YOUR OBJECTIVE. Give the listing again exactly, omitting its images.

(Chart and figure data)
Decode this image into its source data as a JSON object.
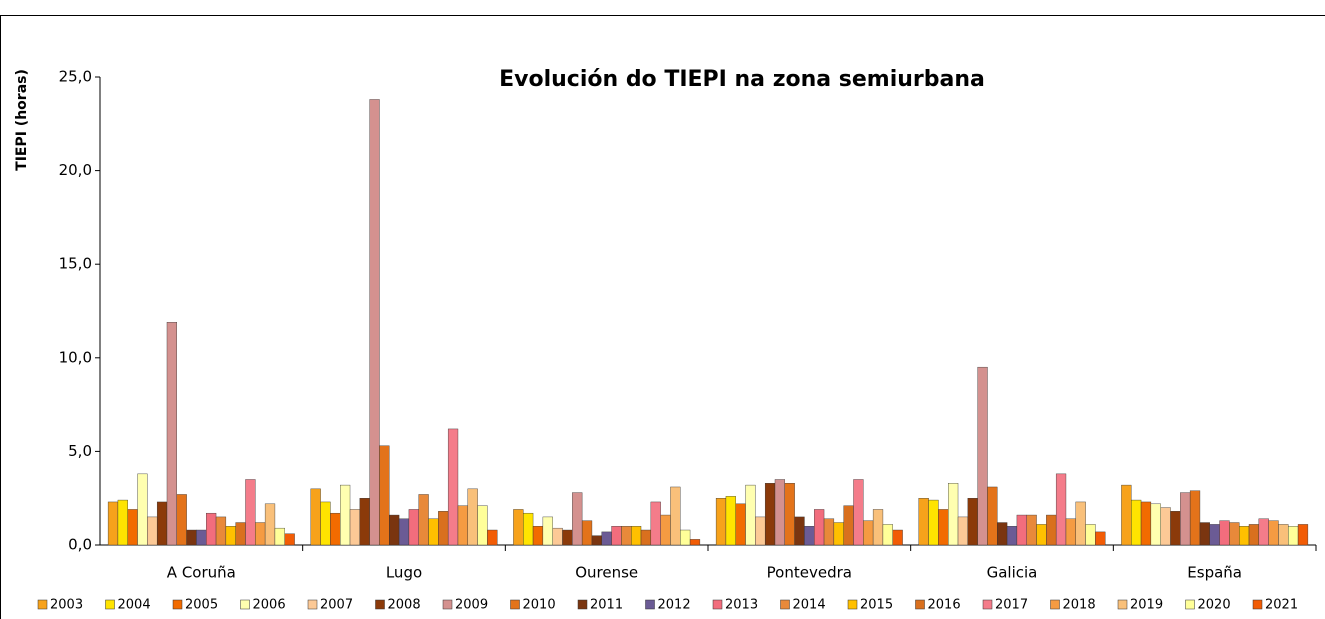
{
  "chart_data": {
    "type": "bar",
    "title": "Evolución do TIEPI na zona semiurbana",
    "y_label": "TIEPI (horas)",
    "categories": [
      "A Coruña",
      "Lugo",
      "Ourense",
      "Pontevedra",
      "Galicia",
      "España"
    ],
    "ylim": [
      0,
      25
    ],
    "yticks": [
      {
        "value": 0,
        "label": "0,0"
      },
      {
        "value": 5,
        "label": "5,0"
      },
      {
        "value": 10,
        "label": "10,0"
      },
      {
        "value": 15,
        "label": "15,0"
      },
      {
        "value": 20,
        "label": "20,0"
      },
      {
        "value": 25,
        "label": "25,0"
      }
    ],
    "series": [
      {
        "name": "2003",
        "color": "#F7A21B",
        "values": [
          2.3,
          3.0,
          1.9,
          2.5,
          2.5,
          3.2
        ]
      },
      {
        "name": "2004",
        "color": "#FFE400",
        "values": [
          2.4,
          2.3,
          1.7,
          2.6,
          2.4,
          2.4
        ]
      },
      {
        "name": "2005",
        "color": "#F26B00",
        "values": [
          1.9,
          1.7,
          1.0,
          2.2,
          1.9,
          2.3
        ]
      },
      {
        "name": "2006",
        "color": "#FFFFB0",
        "values": [
          3.8,
          3.2,
          1.5,
          3.2,
          3.3,
          2.2
        ]
      },
      {
        "name": "2007",
        "color": "#FCC996",
        "values": [
          1.5,
          1.9,
          0.9,
          1.5,
          1.5,
          2.0
        ]
      },
      {
        "name": "2008",
        "color": "#8B3A0A",
        "values": [
          2.3,
          2.5,
          0.8,
          3.3,
          2.5,
          1.8
        ]
      },
      {
        "name": "2009",
        "color": "#D4918F",
        "values": [
          11.9,
          23.8,
          2.8,
          3.5,
          9.5,
          2.8
        ]
      },
      {
        "name": "2010",
        "color": "#E3731A",
        "values": [
          2.7,
          5.3,
          1.3,
          3.3,
          3.1,
          2.9
        ]
      },
      {
        "name": "2011",
        "color": "#7A3510",
        "values": [
          0.8,
          1.6,
          0.5,
          1.5,
          1.2,
          1.2
        ]
      },
      {
        "name": "2012",
        "color": "#6B5B95",
        "values": [
          0.8,
          1.4,
          0.7,
          1.0,
          1.0,
          1.1
        ]
      },
      {
        "name": "2013",
        "color": "#F26D7D",
        "values": [
          1.7,
          1.9,
          1.0,
          1.9,
          1.6,
          1.3
        ]
      },
      {
        "name": "2014",
        "color": "#E8893A",
        "values": [
          1.5,
          2.7,
          1.0,
          1.4,
          1.6,
          1.2
        ]
      },
      {
        "name": "2015",
        "color": "#FFC000",
        "values": [
          1.0,
          1.4,
          1.0,
          1.2,
          1.1,
          1.0
        ]
      },
      {
        "name": "2016",
        "color": "#D9701E",
        "values": [
          1.2,
          1.8,
          0.8,
          2.1,
          1.6,
          1.1
        ]
      },
      {
        "name": "2017",
        "color": "#F47C8A",
        "values": [
          3.5,
          6.2,
          2.3,
          3.5,
          3.8,
          1.4
        ]
      },
      {
        "name": "2018",
        "color": "#F59B42",
        "values": [
          1.2,
          2.1,
          1.6,
          1.3,
          1.4,
          1.3
        ]
      },
      {
        "name": "2019",
        "color": "#F9C07A",
        "values": [
          2.2,
          3.0,
          3.1,
          1.9,
          2.3,
          1.1
        ]
      },
      {
        "name": "2020",
        "color": "#FFFF99",
        "values": [
          0.9,
          2.1,
          0.8,
          1.1,
          1.1,
          1.0
        ]
      },
      {
        "name": "2021",
        "color": "#F25C05",
        "values": [
          0.6,
          0.8,
          0.3,
          0.8,
          0.7,
          1.1
        ]
      }
    ]
  }
}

FINISHED EXERCISE.
Decode this image into its source data as a JSON object.
{
  "chart_data": {
    "type": "bar",
    "title": "Evolución do TIEPI na zona semiurbana",
    "y_label": "TIEPI (horas)",
    "categories": [
      "A Coruña",
      "Lugo",
      "Ourense",
      "Pontevedra",
      "Galicia",
      "España"
    ],
    "ylim": [
      0,
      25
    ],
    "yticks": [
      {
        "value": 0,
        "label": "0,0"
      },
      {
        "value": 5,
        "label": "5,0"
      },
      {
        "value": 10,
        "label": "10,0"
      },
      {
        "value": 15,
        "label": "15,0"
      },
      {
        "value": 20,
        "label": "20,0"
      },
      {
        "value": 25,
        "label": "25,0"
      }
    ],
    "series": [
      {
        "name": "2003",
        "color": "#F7A21B",
        "values": [
          2.3,
          3.0,
          1.9,
          2.5,
          2.5,
          3.2
        ]
      },
      {
        "name": "2004",
        "color": "#FFE400",
        "values": [
          2.4,
          2.3,
          1.7,
          2.6,
          2.4,
          2.4
        ]
      },
      {
        "name": "2005",
        "color": "#F26B00",
        "values": [
          1.9,
          1.7,
          1.0,
          2.2,
          1.9,
          2.3
        ]
      },
      {
        "name": "2006",
        "color": "#FFFFB0",
        "values": [
          3.8,
          3.2,
          1.5,
          3.2,
          3.3,
          2.2
        ]
      },
      {
        "name": "2007",
        "color": "#FCC996",
        "values": [
          1.5,
          1.9,
          0.9,
          1.5,
          1.5,
          2.0
        ]
      },
      {
        "name": "2008",
        "color": "#8B3A0A",
        "values": [
          2.3,
          2.5,
          0.8,
          3.3,
          2.5,
          1.8
        ]
      },
      {
        "name": "2009",
        "color": "#D4918F",
        "values": [
          11.9,
          23.8,
          2.8,
          3.5,
          9.5,
          2.8
        ]
      },
      {
        "name": "2010",
        "color": "#E3731A",
        "values": [
          2.7,
          5.3,
          1.3,
          3.3,
          3.1,
          2.9
        ]
      },
      {
        "name": "2011",
        "color": "#7A3510",
        "values": [
          0.8,
          1.6,
          0.5,
          1.5,
          1.2,
          1.2
        ]
      },
      {
        "name": "2012",
        "color": "#6B5B95",
        "values": [
          0.8,
          1.4,
          0.7,
          1.0,
          1.0,
          1.1
        ]
      },
      {
        "name": "2013",
        "color": "#F26D7D",
        "values": [
          1.7,
          1.9,
          1.0,
          1.9,
          1.6,
          1.3
        ]
      },
      {
        "name": "2014",
        "color": "#E8893A",
        "values": [
          1.5,
          2.7,
          1.0,
          1.4,
          1.6,
          1.2
        ]
      },
      {
        "name": "2015",
        "color": "#FFC000",
        "values": [
          1.0,
          1.4,
          1.0,
          1.2,
          1.1,
          1.0
        ]
      },
      {
        "name": "2016",
        "color": "#D9701E",
        "values": [
          1.2,
          1.8,
          0.8,
          2.1,
          1.6,
          1.1
        ]
      },
      {
        "name": "2017",
        "color": "#F47C8A",
        "values": [
          3.5,
          6.2,
          2.3,
          3.5,
          3.8,
          1.4
        ]
      },
      {
        "name": "2018",
        "color": "#F59B42",
        "values": [
          1.2,
          2.1,
          1.6,
          1.3,
          1.4,
          1.3
        ]
      },
      {
        "name": "2019",
        "color": "#F9C07A",
        "values": [
          2.2,
          3.0,
          3.1,
          1.9,
          2.3,
          1.1
        ]
      },
      {
        "name": "2020",
        "color": "#FFFF99",
        "values": [
          0.9,
          2.1,
          0.8,
          1.1,
          1.1,
          1.0
        ]
      },
      {
        "name": "2021",
        "color": "#F25C05",
        "values": [
          0.6,
          0.8,
          0.3,
          0.8,
          0.7,
          1.1
        ]
      }
    ]
  }
}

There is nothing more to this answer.